## Begin

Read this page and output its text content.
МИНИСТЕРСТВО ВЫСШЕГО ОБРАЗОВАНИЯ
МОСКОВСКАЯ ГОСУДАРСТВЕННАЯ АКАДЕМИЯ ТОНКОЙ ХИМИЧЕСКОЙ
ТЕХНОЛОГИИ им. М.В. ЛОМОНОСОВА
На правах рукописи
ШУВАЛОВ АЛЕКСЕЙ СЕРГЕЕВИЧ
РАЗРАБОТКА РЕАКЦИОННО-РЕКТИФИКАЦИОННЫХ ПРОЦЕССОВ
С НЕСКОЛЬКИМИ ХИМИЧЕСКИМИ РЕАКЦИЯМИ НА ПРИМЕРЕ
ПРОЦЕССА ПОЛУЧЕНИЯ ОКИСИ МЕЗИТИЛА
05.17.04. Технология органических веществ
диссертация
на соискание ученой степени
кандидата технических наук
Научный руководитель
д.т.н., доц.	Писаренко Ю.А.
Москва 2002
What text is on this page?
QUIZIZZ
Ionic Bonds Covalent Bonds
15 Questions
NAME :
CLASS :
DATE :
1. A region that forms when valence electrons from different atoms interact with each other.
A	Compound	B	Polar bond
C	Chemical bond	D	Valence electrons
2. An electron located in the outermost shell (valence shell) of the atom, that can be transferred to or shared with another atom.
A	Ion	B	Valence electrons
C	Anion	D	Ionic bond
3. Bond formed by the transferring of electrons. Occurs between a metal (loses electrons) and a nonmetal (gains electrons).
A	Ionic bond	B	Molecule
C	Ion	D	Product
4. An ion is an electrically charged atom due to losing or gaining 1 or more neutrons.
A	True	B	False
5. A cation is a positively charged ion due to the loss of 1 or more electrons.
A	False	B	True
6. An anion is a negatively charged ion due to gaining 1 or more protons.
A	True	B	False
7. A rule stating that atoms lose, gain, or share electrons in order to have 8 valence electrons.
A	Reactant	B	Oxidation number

## End

__AIM__.
Each line must be given again exactly as written above.

__ANSWER BELOW__.
Read this page and output its text content.
МИНИСТЕРСТВО ВЫСШЕГО ОБРАЗОВАНИЯ
МОСКОВСКАЯ ГОСУДАРСТВЕННАЯ АКАДЕМИЯ ТОНКОЙ ХИМИЧЕСКОЙ
ТЕХНОЛОГИИ им. М.В. ЛОМОНОСОВА
На правах рукописи
ШУВАЛОВ АЛЕКСЕЙ СЕРГЕЕВИЧ
РАЗРАБОТКА РЕАКЦИОННО-РЕКТИФИКАЦИОННЫХ ПРОЦЕССОВ
С НЕСКОЛЬКИМИ ХИМИЧЕСКИМИ РЕАКЦИЯМИ НА ПРИМЕРЕ
ПРОЦЕССА ПОЛУЧЕНИЯ ОКИСИ МЕЗИТИЛА
05.17.04. Технология органических веществ
диссертация
на соискание ученой степени
кандидата технических наук
Научный руководитель
д.т.н., доц.	Писаренко Ю.А.
Москва 2002
What text is on this page?
QUIZIZZ
Ionic Bonds Covalent Bonds
15 Questions
NAME :
CLASS :
DATE :
1. A region that forms when valence electrons from different atoms interact with each other.
A	Compound	B	Polar bond
C	Chemical bond	D	Valence electrons
2. An electron located in the outermost shell (valence shell) of the atom, that can be transferred to or shared with another atom.
A	Ion	B	Valence electrons
C	Anion	D	Ionic bond
3. Bond formed by the transferring of electrons. Occurs between a metal (loses electrons) and a nonmetal (gains electrons).
A	Ionic bond	B	Molecule
C	Ion	D	Product
4. An ion is an electrically charged atom due to losing or gaining 1 or more neutrons.
A	True	B	False
5. A cation is a positively charged ion due to the loss of 1 or more electrons.
A	False	B	True
6. An anion is a negatively charged ion due to gaining 1 or more protons.
A	True	B	False
7. A rule stating that atoms lose, gain, or share electrons in order to have 8 valence electrons.
A	Reactant	B	Oxidation number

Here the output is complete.